— Given task —
Rewrite every line of the records below as a JSON list of strings, one string per line, omitting blank lines.

A series of records:

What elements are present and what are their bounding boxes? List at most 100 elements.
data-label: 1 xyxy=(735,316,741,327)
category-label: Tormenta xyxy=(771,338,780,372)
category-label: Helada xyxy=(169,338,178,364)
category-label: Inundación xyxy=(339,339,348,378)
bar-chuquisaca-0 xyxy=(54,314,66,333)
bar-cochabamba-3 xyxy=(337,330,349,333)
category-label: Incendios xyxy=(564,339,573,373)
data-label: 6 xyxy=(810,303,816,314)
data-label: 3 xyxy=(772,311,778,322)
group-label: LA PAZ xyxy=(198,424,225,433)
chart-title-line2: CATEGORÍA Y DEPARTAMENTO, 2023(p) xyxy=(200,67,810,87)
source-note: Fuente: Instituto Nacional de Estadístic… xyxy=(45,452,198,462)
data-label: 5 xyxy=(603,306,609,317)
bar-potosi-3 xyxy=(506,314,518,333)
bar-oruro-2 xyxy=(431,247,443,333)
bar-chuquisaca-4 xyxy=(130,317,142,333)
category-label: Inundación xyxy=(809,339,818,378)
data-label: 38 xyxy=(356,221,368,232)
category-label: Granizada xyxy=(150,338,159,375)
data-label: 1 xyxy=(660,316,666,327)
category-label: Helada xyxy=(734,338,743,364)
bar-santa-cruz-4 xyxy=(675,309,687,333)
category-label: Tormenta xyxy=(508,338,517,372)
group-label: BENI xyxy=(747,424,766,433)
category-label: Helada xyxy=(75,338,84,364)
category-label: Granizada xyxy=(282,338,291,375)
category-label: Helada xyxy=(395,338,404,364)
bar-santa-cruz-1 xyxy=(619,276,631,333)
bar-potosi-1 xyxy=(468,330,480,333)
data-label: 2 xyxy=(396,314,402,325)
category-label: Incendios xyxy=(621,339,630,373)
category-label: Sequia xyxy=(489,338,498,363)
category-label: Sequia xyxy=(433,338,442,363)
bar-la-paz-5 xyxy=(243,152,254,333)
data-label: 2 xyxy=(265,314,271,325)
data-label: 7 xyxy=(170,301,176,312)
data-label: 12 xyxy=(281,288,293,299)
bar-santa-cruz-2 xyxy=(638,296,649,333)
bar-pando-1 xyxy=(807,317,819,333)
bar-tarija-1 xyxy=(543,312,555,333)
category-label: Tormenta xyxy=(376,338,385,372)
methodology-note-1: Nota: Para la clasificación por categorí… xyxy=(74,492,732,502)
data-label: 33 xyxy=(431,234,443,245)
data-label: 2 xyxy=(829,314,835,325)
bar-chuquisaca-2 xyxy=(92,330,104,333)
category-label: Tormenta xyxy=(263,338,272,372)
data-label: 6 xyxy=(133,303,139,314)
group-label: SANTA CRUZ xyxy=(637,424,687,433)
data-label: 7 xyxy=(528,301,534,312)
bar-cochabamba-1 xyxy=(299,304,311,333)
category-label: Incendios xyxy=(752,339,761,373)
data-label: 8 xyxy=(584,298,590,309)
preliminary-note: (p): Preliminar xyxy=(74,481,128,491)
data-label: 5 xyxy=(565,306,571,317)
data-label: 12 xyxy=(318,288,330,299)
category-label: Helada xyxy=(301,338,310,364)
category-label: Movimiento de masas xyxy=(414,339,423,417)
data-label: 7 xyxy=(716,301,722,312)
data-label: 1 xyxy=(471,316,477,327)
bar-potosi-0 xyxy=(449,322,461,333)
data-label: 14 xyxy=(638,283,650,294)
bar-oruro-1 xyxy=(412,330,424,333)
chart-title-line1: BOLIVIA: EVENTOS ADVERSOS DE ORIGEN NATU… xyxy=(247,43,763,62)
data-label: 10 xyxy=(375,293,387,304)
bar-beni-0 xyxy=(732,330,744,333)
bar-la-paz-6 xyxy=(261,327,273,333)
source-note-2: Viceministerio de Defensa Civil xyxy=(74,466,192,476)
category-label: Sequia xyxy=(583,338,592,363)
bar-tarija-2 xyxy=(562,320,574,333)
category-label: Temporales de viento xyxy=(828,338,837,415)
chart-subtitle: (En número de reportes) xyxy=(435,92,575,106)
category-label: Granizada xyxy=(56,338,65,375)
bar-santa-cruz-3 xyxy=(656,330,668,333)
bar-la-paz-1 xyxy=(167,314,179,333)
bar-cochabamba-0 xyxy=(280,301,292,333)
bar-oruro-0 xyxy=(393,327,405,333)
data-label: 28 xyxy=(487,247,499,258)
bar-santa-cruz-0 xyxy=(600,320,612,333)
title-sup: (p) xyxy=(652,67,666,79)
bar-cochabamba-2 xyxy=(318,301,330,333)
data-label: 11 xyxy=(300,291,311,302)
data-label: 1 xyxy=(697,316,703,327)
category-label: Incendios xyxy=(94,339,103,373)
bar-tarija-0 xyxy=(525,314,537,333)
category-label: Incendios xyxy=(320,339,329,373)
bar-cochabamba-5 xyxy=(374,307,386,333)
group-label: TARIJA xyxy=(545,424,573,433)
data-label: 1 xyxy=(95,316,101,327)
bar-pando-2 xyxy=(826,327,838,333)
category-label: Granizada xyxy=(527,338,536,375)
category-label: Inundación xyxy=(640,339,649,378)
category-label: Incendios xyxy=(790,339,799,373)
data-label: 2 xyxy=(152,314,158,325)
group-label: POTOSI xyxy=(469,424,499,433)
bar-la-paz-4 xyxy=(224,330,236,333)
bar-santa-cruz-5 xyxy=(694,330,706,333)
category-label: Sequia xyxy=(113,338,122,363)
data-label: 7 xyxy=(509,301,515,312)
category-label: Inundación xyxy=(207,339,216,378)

— Worked solution —
[
  "What elements are present and what are their bounding boxes? List at most 100 elements.",
  "data-label: 1 xyxy=(735,316,741,327)",
  "category-label: Tormenta xyxy=(771,338,780,372)",
  "category-label: Helada xyxy=(169,338,178,364)",
  "category-label: Inundación xyxy=(339,339,348,378)",
  "bar-chuquisaca-0 xyxy=(54,314,66,333)",
  "bar-cochabamba-3 xyxy=(337,330,349,333)",
  "category-label: Incendios xyxy=(564,339,573,373)",
  "data-label: 6 xyxy=(810,303,816,314)",
  "data-label: 3 xyxy=(772,311,778,322)",
  "group-label: LA PAZ xyxy=(198,424,225,433)",
  "chart-title-line2: CATEGORÍA Y DEPARTAMENTO, 2023(p) xyxy=(200,67,810,87)",
  "source-note: Fuente: Instituto Nacional de Estadístic… xyxy=(45,452,198,462)",
  "data-label: 5 xyxy=(603,306,609,317)",
  "bar-potosi-3 xyxy=(506,314,518,333)",
  "bar-oruro-2 xyxy=(431,247,443,333)",
  "bar-chuquisaca-4 xyxy=(130,317,142,333)",
  "category-label: Inundación xyxy=(809,339,818,378)",
  "data-label: 38 xyxy=(356,221,368,232)",
  "category-label: Granizada xyxy=(150,338,159,375)",
  "data-label: 1 xyxy=(660,316,666,327)",
  "category-label: Helada xyxy=(734,338,743,364)",
  "bar-santa-cruz-4 xyxy=(675,309,687,333)",
  "category-label: Tormenta xyxy=(508,338,517,372)",
  "group-label: BENI xyxy=(747,424,766,433)",
  "category-label: Helada xyxy=(75,338,84,364)",
  "category-label: Granizada xyxy=(282,338,291,375)",
  "category-label: Helada xyxy=(395,338,404,364)",
  "bar-santa-cruz-1 xyxy=(619,276,631,333)",
  "bar-potosi-1 xyxy=(468,330,480,333)",
  "data-label: 2 xyxy=(396,314,402,325)",
  "category-label: Incendios xyxy=(621,339,630,373)",
  "category-label: Sequia xyxy=(489,338,498,363)",
  "category-label: Sequia xyxy=(433,338,442,363)",
  "bar-la-paz-5 xyxy=(243,152,254,333)",
  "data-label: 2 xyxy=(265,314,271,325)",
  "data-label: 7 xyxy=(170,301,176,312)",
  "data-label: 12 xyxy=(281,288,293,299)",
  "bar-santa-cruz-2 xyxy=(638,296,649,333)",
  "bar-pando-1 xyxy=(807,317,819,333)",
  "bar-tarija-1 xyxy=(543,312,555,333)",
  "category-label: Tormenta xyxy=(376,338,385,372)",
  "methodology-note-1: Nota: Para la clasificación por categorí… xyxy=(74,492,732,502)",
  "data-label: 33 xyxy=(431,234,443,245)",
  "data-label: 2 xyxy=(829,314,835,325)",
  "bar-chuquisaca-2 xyxy=(92,330,104,333)",
  "category-label: Tormenta xyxy=(263,338,272,372)",
  "data-label: 6 xyxy=(133,303,139,314)",
  "group-label: SANTA CRUZ xyxy=(637,424,687,433)",
  "data-label: 7 xyxy=(528,301,534,312)",
  "bar-cochabamba-1 xyxy=(299,304,311,333)",
  "category-label: Incendios xyxy=(752,339,761,373)",
  "data-label: 8 xyxy=(584,298,590,309)",
  "preliminary-note: (p): Preliminar xyxy=(74,481,128,491)",
  "data-label: 5 xyxy=(565,306,571,317)",
  "data-label: 12 xyxy=(318,288,330,299)",
  "category-label: Helada xyxy=(301,338,310,364)",
  "category-label: Movimiento de masas xyxy=(414,339,423,417)",
  "data-label: 7 xyxy=(716,301,722,312)",
  "data-label: 1 xyxy=(471,316,477,327)",
  "bar-potosi-0 xyxy=(449,322,461,333)",
  "data-label: 14 xyxy=(638,283,650,294)",
  "bar-oruro-1 xyxy=(412,330,424,333)",
  "chart-title-line1: BOLIVIA: EVENTOS ADVERSOS DE ORIGEN NATU… xyxy=(247,43,763,62)",
  "data-label: 10 xyxy=(375,293,387,304)",
  "bar-beni-0 xyxy=(732,330,744,333)",
  "bar-la-paz-6 xyxy=(261,327,273,333)",
  "source-note-2: Viceministerio de Defensa Civil xyxy=(74,466,192,476)",
  "category-label: Sequia xyxy=(583,338,592,363)",
  "bar-tarija-2 xyxy=(562,320,574,333)",
  "category-label: Temporales de viento xyxy=(828,338,837,415)",
  "chart-subtitle: (En número de reportes) xyxy=(435,92,575,106)",
  "category-label: Granizada xyxy=(56,338,65,375)",
  "bar-santa-cruz-3 xyxy=(656,330,668,333)",
  "bar-la-paz-1 xyxy=(167,314,179,333)",
  "bar-cochabamba-0 xyxy=(280,301,292,333)",
  "bar-oruro-0 xyxy=(393,327,405,333)",
  "data-label: 28 xyxy=(487,247,499,258)",
  "bar-santa-cruz-0 xyxy=(600,320,612,333)",
  "title-sup: (p) xyxy=(652,67,666,79)",
  "bar-cochabamba-2 xyxy=(318,301,330,333)",
  "data-label: 11 xyxy=(300,291,311,302)",
  "data-label: 1 xyxy=(697,316,703,327)",
  "category-label: Incendios xyxy=(94,339,103,373)",
  "bar-tarija-0 xyxy=(525,314,537,333)",
  "category-label: Incendios xyxy=(320,339,329,373)",
  "bar-cochabamba-5 xyxy=(374,307,386,333)",
  "group-label: TARIJA xyxy=(545,424,573,433)",
  "data-label: 1 xyxy=(95,316,101,327)",
  "bar-pando-2 xyxy=(826,327,838,333)",
  "category-label: Granizada xyxy=(527,338,536,375)",
  "category-label: Inundación xyxy=(640,339,649,378)",
  "category-label: Incendios xyxy=(790,339,799,373)",
  "data-label: 2 xyxy=(152,314,158,325)",
  "group-label: POTOSI xyxy=(469,424,499,433)",
  "bar-la-paz-4 xyxy=(224,330,236,333)",
  "bar-santa-cruz-5 xyxy=(694,330,706,333)",
  "category-label: Sequia xyxy=(113,338,122,363)",
  "data-label: 7 xyxy=(509,301,515,312)",
  "category-label: Inundación xyxy=(207,339,216,378)"
]